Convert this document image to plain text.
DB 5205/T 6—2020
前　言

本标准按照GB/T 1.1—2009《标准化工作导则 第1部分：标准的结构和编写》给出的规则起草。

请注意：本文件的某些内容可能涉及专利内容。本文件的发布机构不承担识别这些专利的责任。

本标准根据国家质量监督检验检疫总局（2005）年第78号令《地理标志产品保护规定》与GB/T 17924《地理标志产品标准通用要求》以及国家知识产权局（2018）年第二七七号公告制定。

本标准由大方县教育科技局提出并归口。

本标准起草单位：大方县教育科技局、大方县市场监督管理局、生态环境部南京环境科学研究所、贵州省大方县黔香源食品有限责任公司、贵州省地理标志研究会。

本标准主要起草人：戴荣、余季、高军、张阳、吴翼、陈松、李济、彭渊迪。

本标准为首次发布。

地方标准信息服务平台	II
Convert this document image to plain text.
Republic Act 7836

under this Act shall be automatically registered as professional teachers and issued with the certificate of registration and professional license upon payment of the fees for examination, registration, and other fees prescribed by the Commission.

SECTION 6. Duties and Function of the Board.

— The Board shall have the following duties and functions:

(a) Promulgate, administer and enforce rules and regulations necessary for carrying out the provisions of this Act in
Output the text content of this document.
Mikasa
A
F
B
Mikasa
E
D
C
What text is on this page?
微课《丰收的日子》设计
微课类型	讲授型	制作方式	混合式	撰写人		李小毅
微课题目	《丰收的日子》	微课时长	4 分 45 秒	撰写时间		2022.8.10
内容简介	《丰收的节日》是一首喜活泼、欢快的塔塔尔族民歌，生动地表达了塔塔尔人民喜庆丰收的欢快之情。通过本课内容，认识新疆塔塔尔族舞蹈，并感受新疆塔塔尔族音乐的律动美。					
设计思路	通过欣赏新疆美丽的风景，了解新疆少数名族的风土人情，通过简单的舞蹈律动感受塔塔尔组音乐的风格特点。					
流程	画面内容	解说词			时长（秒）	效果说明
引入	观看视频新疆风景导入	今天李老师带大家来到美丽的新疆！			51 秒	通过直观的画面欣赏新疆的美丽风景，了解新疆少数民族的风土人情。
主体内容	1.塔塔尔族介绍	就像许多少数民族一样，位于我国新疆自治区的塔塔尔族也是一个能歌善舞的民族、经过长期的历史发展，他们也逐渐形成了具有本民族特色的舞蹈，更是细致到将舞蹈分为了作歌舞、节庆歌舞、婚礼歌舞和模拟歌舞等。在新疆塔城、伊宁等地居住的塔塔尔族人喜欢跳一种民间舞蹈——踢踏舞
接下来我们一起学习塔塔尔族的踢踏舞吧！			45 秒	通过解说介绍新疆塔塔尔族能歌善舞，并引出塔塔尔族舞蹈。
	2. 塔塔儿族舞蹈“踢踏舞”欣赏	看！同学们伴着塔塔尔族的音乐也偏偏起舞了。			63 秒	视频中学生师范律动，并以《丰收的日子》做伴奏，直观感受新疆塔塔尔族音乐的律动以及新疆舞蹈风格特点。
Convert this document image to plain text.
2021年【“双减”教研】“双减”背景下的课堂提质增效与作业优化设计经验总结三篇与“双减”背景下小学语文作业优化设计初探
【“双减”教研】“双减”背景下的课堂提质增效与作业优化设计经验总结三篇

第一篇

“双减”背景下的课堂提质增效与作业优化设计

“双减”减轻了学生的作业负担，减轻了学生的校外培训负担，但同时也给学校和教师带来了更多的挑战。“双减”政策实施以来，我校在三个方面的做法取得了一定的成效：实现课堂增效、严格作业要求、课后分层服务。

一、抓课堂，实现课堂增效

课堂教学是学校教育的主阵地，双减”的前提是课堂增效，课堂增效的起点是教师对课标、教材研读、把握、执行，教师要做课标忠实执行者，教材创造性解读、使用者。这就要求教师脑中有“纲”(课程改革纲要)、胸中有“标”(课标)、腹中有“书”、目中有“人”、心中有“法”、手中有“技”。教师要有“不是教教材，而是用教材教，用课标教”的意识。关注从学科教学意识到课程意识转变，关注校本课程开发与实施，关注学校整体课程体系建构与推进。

● **TASK GOAL**
Pull out every line of the entries that includes the word "this".

● **RESULT**
Convert this document image to plain text.
Convert this document image to plain text.
under this Act shall be automatically registered as professional teachers and issued with the certificate of registration and professional license upon payment of the fees for examination, registration, and other fees prescribed by the Commission.
(a) Promulgate, administer and enforce rules and regulations necessary for carrying out the provisions of this Act in
Output the text content of this document.
What text is on this page?
Convert this document image to plain text.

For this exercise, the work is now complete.